+++ Exercise inputs +++

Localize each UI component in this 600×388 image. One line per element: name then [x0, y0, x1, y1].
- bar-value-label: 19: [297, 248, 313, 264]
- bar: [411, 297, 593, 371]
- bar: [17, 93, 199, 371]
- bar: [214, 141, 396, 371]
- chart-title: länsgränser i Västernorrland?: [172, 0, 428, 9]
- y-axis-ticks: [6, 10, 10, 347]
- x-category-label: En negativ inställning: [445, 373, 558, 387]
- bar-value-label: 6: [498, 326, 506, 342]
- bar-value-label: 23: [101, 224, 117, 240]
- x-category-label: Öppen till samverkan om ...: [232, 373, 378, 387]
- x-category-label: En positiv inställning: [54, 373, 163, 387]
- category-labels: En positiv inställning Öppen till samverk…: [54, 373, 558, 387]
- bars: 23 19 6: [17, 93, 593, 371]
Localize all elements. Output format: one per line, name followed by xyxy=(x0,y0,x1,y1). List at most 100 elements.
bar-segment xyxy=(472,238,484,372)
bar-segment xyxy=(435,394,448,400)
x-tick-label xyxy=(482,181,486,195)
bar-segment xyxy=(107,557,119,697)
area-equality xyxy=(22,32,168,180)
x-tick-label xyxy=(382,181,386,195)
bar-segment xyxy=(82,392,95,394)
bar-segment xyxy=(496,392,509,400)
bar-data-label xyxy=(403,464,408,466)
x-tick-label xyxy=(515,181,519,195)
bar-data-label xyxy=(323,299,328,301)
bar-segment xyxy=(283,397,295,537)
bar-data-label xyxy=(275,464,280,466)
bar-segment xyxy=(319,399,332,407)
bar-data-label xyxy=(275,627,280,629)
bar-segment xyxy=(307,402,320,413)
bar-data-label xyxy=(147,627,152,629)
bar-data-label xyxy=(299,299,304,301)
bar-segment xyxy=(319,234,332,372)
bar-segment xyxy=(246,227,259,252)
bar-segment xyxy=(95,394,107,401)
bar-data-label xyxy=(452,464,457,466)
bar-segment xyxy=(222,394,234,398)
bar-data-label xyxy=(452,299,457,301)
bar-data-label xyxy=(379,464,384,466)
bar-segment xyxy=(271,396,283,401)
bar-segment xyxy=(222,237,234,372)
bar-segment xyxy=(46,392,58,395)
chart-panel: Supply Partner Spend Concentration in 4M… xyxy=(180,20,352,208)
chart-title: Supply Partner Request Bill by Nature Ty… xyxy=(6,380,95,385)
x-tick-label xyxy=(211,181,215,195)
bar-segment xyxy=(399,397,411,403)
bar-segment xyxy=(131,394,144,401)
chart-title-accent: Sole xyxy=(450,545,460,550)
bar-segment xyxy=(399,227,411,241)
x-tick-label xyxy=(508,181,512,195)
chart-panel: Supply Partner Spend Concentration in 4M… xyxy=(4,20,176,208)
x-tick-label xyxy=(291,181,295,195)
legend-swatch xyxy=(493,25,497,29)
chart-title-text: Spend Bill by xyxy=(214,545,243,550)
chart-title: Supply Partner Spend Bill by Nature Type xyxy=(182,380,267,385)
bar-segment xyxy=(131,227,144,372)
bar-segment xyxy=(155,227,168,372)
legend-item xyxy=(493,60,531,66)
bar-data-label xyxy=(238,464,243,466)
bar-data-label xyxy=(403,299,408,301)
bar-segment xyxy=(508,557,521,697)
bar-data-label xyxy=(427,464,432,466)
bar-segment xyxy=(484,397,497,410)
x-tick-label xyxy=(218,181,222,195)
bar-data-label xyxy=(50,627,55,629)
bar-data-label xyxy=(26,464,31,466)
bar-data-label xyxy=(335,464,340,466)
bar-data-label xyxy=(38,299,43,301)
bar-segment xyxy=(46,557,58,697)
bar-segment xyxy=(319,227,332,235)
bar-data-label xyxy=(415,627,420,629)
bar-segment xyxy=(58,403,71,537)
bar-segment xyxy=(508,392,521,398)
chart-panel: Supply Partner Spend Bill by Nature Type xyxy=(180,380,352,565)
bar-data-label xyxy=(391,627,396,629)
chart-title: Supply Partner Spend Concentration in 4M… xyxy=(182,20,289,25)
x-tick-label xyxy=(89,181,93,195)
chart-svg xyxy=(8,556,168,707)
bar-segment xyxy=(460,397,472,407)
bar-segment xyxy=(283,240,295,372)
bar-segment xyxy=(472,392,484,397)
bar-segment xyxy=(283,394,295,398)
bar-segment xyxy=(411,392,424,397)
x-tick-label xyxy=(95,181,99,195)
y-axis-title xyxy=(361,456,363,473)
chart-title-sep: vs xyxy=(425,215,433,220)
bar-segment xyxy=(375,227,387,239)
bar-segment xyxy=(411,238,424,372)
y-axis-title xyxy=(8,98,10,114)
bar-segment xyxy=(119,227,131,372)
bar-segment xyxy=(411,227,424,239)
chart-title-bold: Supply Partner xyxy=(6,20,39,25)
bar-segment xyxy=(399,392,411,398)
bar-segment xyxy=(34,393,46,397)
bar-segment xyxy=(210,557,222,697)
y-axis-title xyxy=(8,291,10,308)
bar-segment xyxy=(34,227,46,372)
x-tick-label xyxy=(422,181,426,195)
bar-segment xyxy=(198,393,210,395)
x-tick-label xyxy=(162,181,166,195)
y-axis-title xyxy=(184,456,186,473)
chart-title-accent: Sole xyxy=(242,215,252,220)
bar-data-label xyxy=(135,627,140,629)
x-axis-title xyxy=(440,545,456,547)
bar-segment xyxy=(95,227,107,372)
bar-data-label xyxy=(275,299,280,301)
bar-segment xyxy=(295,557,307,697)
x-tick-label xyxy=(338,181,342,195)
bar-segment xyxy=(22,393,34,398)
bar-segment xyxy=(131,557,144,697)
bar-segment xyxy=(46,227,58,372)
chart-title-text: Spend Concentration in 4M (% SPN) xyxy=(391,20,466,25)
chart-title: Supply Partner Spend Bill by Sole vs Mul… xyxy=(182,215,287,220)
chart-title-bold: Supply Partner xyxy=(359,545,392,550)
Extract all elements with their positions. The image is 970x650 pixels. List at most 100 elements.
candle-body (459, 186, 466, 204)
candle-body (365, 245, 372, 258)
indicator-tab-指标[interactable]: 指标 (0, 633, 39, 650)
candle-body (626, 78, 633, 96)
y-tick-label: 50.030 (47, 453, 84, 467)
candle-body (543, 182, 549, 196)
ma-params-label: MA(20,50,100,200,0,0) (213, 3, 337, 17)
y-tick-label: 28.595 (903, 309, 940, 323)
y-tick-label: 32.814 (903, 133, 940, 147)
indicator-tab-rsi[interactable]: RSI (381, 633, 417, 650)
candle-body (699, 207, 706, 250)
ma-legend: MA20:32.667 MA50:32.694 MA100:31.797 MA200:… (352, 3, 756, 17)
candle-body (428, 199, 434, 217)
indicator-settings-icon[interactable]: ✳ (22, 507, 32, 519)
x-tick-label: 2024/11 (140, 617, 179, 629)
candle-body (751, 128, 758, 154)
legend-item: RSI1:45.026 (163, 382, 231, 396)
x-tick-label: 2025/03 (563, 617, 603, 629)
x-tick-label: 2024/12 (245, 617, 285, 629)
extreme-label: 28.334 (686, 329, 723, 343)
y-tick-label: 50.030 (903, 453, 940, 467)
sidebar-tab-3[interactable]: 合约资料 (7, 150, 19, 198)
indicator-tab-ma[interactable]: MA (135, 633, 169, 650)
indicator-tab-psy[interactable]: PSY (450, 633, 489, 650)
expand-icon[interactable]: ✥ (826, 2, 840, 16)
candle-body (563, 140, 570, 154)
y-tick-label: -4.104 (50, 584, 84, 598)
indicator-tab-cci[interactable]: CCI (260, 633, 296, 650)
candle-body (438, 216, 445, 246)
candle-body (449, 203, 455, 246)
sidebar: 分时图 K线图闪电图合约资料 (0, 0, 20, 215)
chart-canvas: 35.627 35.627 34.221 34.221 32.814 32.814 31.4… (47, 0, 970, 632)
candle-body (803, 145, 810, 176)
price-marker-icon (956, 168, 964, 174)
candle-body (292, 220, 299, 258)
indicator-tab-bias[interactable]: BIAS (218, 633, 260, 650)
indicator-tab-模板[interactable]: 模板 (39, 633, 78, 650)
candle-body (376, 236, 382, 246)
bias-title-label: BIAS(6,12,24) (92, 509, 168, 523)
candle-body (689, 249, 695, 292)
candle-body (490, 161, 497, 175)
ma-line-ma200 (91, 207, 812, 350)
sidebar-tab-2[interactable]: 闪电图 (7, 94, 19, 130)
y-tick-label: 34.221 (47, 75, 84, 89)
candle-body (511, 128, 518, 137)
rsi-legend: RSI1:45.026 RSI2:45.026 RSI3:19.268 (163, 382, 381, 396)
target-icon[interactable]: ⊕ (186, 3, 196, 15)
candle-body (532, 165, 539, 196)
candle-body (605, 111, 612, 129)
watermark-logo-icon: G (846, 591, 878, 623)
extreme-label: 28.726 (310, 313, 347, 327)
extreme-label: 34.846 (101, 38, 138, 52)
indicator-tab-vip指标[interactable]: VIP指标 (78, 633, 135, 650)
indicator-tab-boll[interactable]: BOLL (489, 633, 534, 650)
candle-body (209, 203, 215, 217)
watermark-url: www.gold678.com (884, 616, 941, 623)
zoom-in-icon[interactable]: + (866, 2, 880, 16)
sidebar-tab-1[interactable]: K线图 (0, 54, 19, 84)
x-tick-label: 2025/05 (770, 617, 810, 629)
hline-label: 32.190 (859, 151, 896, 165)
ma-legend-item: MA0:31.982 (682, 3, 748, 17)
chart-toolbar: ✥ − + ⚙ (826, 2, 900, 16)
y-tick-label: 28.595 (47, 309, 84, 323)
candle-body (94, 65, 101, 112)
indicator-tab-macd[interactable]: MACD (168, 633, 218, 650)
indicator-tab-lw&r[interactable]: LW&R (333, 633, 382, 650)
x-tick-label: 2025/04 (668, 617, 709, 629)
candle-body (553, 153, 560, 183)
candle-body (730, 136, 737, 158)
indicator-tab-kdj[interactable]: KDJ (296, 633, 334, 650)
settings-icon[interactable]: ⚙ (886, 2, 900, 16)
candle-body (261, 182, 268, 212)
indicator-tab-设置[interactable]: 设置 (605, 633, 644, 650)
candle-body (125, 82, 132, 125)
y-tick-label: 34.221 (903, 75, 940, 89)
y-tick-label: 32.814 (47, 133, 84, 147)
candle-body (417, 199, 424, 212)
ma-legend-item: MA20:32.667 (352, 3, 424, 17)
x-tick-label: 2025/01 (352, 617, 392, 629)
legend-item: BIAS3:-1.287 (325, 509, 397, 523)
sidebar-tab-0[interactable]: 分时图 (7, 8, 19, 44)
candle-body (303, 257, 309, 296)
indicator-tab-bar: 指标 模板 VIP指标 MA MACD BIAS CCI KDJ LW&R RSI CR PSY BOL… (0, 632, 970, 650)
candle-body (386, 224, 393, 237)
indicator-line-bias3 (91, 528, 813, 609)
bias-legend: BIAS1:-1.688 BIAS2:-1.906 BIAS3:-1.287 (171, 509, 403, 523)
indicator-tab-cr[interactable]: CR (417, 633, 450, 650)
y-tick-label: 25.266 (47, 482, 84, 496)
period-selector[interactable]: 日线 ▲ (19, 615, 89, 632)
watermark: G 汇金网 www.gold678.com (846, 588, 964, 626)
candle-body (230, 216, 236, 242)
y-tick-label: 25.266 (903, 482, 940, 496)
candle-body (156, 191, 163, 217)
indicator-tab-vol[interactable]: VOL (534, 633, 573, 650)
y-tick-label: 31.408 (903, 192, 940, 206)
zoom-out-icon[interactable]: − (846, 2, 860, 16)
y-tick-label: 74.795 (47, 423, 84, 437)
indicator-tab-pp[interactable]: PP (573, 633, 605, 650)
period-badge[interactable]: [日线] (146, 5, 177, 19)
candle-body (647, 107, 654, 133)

+++

What the task requires: Write out the rows word for word, from the start of the rows through the line that contains "x-tick-label xyxy=(508,181,512,195)".

Exercise output:
Localize each UI component in this 600×388 image. One line per element: name then [x0, y0, x1, y1].
- bar-value-label: 19: [297, 248, 313, 264]
- bar: [411, 297, 593, 371]
- bar: [17, 93, 199, 371]
- bar: [214, 141, 396, 371]
- chart-title: länsgränser i Västernorrland?: [172, 0, 428, 9]
- y-axis-ticks: [6, 10, 10, 347]
- x-category-label: En negativ inställning: [445, 373, 558, 387]
- bar-value-label: 6: [498, 326, 506, 342]
- bar-value-label: 23: [101, 224, 117, 240]
- x-category-label: Öppen till samverkan om ...: [232, 373, 378, 387]
- x-category-label: En positiv inställning: [54, 373, 163, 387]
- category-labels: En positiv inställning Öppen till samverk…: [54, 373, 558, 387]
- bars: 23 19 6: [17, 93, 593, 371]
Localize all elements. Output format: one per line, name followed by xyxy=(x0,y0,x1,y1). List at most 100 elements.
bar-segment xyxy=(472,238,484,372)
bar-segment xyxy=(435,394,448,400)
x-tick-label xyxy=(482,181,486,195)
bar-segment xyxy=(107,557,119,697)
area-equality xyxy=(22,32,168,180)
x-tick-label xyxy=(382,181,386,195)
bar-segment xyxy=(82,392,95,394)
bar-segment xyxy=(496,392,509,400)
bar-data-label xyxy=(403,464,408,466)
x-tick-label xyxy=(515,181,519,195)
bar-data-label xyxy=(323,299,328,301)
bar-segment xyxy=(283,397,295,537)
bar-data-label xyxy=(275,464,280,466)
bar-segment xyxy=(319,399,332,407)
bar-data-label xyxy=(275,627,280,629)
bar-segment xyxy=(307,402,320,413)
bar-data-label xyxy=(147,627,152,629)
bar-data-label xyxy=(299,299,304,301)
bar-segment xyxy=(319,234,332,372)
bar-segment xyxy=(246,227,259,252)
bar-segment xyxy=(95,394,107,401)
bar-data-label xyxy=(452,464,457,466)
bar-segment xyxy=(222,394,234,398)
bar-data-label xyxy=(452,299,457,301)
bar-data-label xyxy=(379,464,384,466)
bar-segment xyxy=(271,396,283,401)
bar-segment xyxy=(222,237,234,372)
bar-segment xyxy=(46,392,58,395)
chart-panel: Supply Partner Spend Concentration in 4M… xyxy=(180,20,352,208)
chart-title: Supply Partner Request Bill by Nature Ty… xyxy=(6,380,95,385)
x-tick-label xyxy=(211,181,215,195)
bar-segment xyxy=(399,397,411,403)
bar-segment xyxy=(131,394,144,401)
chart-title-accent: Sole xyxy=(450,545,460,550)
bar-segment xyxy=(399,227,411,241)
x-tick-label xyxy=(508,181,512,195)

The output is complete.